◆ WHAT YOU NEED TO DO
Extract the listing in its entirety, keeping each line identical to the original.

Dataset items:
━━━━━━━━━━

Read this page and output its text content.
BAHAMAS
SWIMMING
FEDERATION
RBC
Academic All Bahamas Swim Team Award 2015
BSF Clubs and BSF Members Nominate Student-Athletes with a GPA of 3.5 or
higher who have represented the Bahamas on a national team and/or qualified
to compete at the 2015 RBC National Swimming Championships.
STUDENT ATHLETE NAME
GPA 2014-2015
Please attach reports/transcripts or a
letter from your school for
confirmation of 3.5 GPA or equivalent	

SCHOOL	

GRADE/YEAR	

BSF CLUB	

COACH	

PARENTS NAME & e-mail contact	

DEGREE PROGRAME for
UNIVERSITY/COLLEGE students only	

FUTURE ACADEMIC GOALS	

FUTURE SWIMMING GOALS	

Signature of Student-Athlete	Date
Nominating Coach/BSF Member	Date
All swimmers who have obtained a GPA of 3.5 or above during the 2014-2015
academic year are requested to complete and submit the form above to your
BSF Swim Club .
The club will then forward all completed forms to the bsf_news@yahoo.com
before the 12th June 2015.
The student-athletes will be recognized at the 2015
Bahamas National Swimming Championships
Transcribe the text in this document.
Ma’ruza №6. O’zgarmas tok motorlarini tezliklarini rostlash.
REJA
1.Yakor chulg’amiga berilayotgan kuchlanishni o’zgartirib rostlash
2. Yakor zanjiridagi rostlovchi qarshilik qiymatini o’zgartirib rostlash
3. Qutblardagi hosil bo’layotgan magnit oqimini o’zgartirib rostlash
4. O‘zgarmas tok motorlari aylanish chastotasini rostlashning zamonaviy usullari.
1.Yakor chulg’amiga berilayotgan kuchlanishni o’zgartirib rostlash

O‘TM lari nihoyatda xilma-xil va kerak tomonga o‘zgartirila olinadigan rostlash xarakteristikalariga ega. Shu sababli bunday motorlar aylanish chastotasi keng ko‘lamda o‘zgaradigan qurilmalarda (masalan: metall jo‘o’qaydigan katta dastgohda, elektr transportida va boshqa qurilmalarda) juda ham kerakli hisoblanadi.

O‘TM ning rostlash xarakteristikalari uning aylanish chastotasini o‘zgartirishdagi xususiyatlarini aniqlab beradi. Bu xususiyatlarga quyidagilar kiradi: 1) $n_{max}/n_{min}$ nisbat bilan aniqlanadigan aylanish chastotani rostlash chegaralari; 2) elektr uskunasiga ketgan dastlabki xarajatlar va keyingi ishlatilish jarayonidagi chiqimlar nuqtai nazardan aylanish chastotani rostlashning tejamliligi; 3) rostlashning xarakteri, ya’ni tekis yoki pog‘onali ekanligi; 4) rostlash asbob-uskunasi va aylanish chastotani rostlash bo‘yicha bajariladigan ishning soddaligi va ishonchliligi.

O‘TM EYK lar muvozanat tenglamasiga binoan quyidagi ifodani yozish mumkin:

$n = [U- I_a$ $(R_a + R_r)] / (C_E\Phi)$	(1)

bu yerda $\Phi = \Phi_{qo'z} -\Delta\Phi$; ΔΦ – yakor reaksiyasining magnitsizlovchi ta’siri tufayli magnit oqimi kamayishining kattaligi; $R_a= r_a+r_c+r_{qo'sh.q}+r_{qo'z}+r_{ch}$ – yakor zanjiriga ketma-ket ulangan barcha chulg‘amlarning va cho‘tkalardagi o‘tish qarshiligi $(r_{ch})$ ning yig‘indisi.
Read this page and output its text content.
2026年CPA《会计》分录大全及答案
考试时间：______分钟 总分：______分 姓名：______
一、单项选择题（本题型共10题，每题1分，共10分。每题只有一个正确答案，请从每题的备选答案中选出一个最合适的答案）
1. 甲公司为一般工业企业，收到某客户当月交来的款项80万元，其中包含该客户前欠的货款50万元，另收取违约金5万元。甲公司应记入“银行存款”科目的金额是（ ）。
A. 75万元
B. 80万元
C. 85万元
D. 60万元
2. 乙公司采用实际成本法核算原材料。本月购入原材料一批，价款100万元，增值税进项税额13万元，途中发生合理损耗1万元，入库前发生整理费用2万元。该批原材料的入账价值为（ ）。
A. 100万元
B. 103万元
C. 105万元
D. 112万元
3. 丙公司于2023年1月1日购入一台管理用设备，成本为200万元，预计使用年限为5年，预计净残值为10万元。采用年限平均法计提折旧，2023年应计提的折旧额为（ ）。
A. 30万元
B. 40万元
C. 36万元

━━━━━━━━━━

◆ REPLY TO THE TASK
Read this page and output its text content.
BAHAMAS
SWIMMING
FEDERATION
RBC
Academic All Bahamas Swim Team Award 2015
BSF Clubs and BSF Members Nominate Student-Athletes with a GPA of 3.5 or
higher who have represented the Bahamas on a national team and/or qualified
to compete at the 2015 RBC National Swimming Championships.
STUDENT ATHLETE NAME
GPA 2014-2015
Please attach reports/transcripts or a
letter from your school for
confirmation of 3.5 GPA or equivalent	

SCHOOL	

GRADE/YEAR	

BSF CLUB	

COACH	

PARENTS NAME & e-mail contact	

DEGREE PROGRAME for
UNIVERSITY/COLLEGE students only	

FUTURE ACADEMIC GOALS	

FUTURE SWIMMING GOALS	

Signature of Student-Athlete	Date
Nominating Coach/BSF Member	Date
All swimmers who have obtained a GPA of 3.5 or above during the 2014-2015
academic year are requested to complete and submit the form above to your
BSF Swim Club .
The club will then forward all completed forms to the bsf_news@yahoo.com
before the 12th June 2015.
The student-athletes will be recognized at the 2015
Bahamas National Swimming Championships
Transcribe the text in this document.
Ma’ruza №6. O’zgarmas tok motorlarini tezliklarini rostlash.
REJA
1.Yakor chulg’amiga berilayotgan kuchlanishni o’zgartirib rostlash
2. Yakor zanjiridagi rostlovchi qarshilik qiymatini o’zgartirib rostlash
3. Qutblardagi hosil bo’layotgan magnit oqimini o’zgartirib rostlash
4. O‘zgarmas tok motorlari aylanish chastotasini rostlashning zamonaviy usullari.
1.Yakor chulg’amiga berilayotgan kuchlanishni o’zgartirib rostlash

O‘TM lari nihoyatda xilma-xil va kerak tomonga o‘zgartirila olinadigan rostlash xarakteristikalariga ega. Shu sababli bunday motorlar aylanish chastotasi keng ko‘lamda o‘zgaradigan qurilmalarda (masalan: metall jo‘o’qaydigan katta dastgohda, elektr transportida va boshqa qurilmalarda) juda ham kerakli hisoblanadi.

O‘TM ning rostlash xarakteristikalari uning aylanish chastotasini o‘zgartirishdagi xususiyatlarini aniqlab beradi. Bu xususiyatlarga quyidagilar kiradi: 1) $n_{max}/n_{min}$ nisbat bilan aniqlanadigan aylanish chastotani rostlash chegaralari; 2) elektr uskunasiga ketgan dastlabki xarajatlar va keyingi ishlatilish jarayonidagi chiqimlar nuqtai nazardan aylanish chastotani rostlashning tejamliligi; 3) rostlashning xarakteri, ya’ni tekis yoki pog‘onali ekanligi; 4) rostlash asbob-uskunasi va aylanish chastotani rostlash bo‘yicha bajariladigan ishning soddaligi va ishonchliligi.

O‘TM EYK lar muvozanat tenglamasiga binoan quyidagi ifodani yozish mumkin:

$n = [U- I_a$ $(R_a + R_r)] / (C_E\Phi)$	(1)

bu yerda $\Phi = \Phi_{qo'z} -\Delta\Phi$; ΔΦ – yakor reaksiyasining magnitsizlovchi ta’siri tufayli magnit oqimi kamayishining kattaligi; $R_a= r_a+r_c+r_{qo'sh.q}+r_{qo'z}+r_{ch}$ – yakor zanjiriga ketma-ket ulangan barcha chulg‘amlarning va cho‘tkalardagi o‘tish qarshiligi $(r_{ch})$ ning yig‘indisi.
Read this page and output its text content.
2026年CPA《会计》分录大全及答案
考试时间：______分钟 总分：______分 姓名：______
一、单项选择题（本题型共10题，每题1分，共10分。每题只有一个正确答案，请从每题的备选答案中选出一个最合适的答案）
1. 甲公司为一般工业企业，收到某客户当月交来的款项80万元，其中包含该客户前欠的货款50万元，另收取违约金5万元。甲公司应记入“银行存款”科目的金额是（ ）。
A. 75万元
B. 80万元
C. 85万元
D. 60万元
2. 乙公司采用实际成本法核算原材料。本月购入原材料一批，价款100万元，增值税进项税额13万元，途中发生合理损耗1万元，入库前发生整理费用2万元。该批原材料的入账价值为（ ）。
A. 100万元
B. 103万元
C. 105万元
D. 112万元
3. 丙公司于2023年1月1日购入一台管理用设备，成本为200万元，预计使用年限为5年，预计净残值为10万元。采用年限平均法计提折旧，2023年应计提的折旧额为（ ）。
A. 30万元
B. 40万元
C. 36万元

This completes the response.